* [Rows]:
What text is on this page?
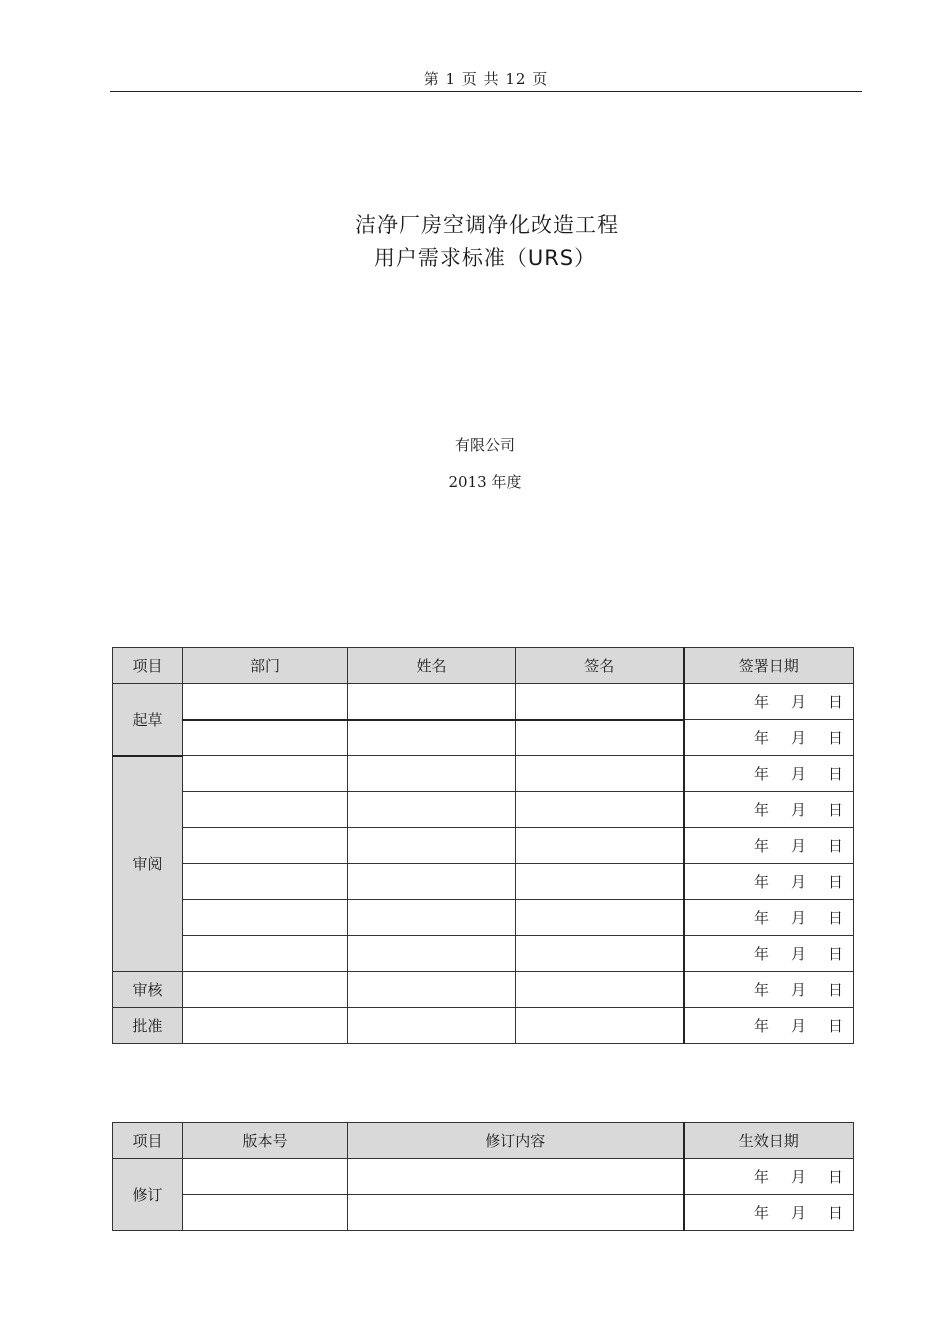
第 1 页 共 12 页
洁净厂房空调净化改造工程
用户需求标准（URS）
有限公司
2013 年度
项目	部门	姓名	签名	签署日期
起草				年 月 日
				年 月 日
审阅				年 月 日
				年 月 日
				年 月 日
				年 月 日
				年 月 日
				年 月 日
审核				年 月 日
批准				年 月 日
项目	版本号	修订内容	生效日期
修订			年 月 日
			年 月 日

* [Task to complete]: Every record above should be transcribed exactly; the pictures stay out of the copy.

* [Finished answer]:
What text is on this page?
第 1 页 共 12 页
洁净厂房空调净化改造工程
用户需求标准（URS）
有限公司
2013 年度
项目	部门	姓名	签名	签署日期
起草				年 月 日
				年 月 日
审阅				年 月 日
				年 月 日
				年 月 日
				年 月 日
				年 月 日
				年 月 日
审核				年 月 日
批准				年 月 日
项目	版本号	修订内容	生效日期
修订			年 月 日
			年 月 日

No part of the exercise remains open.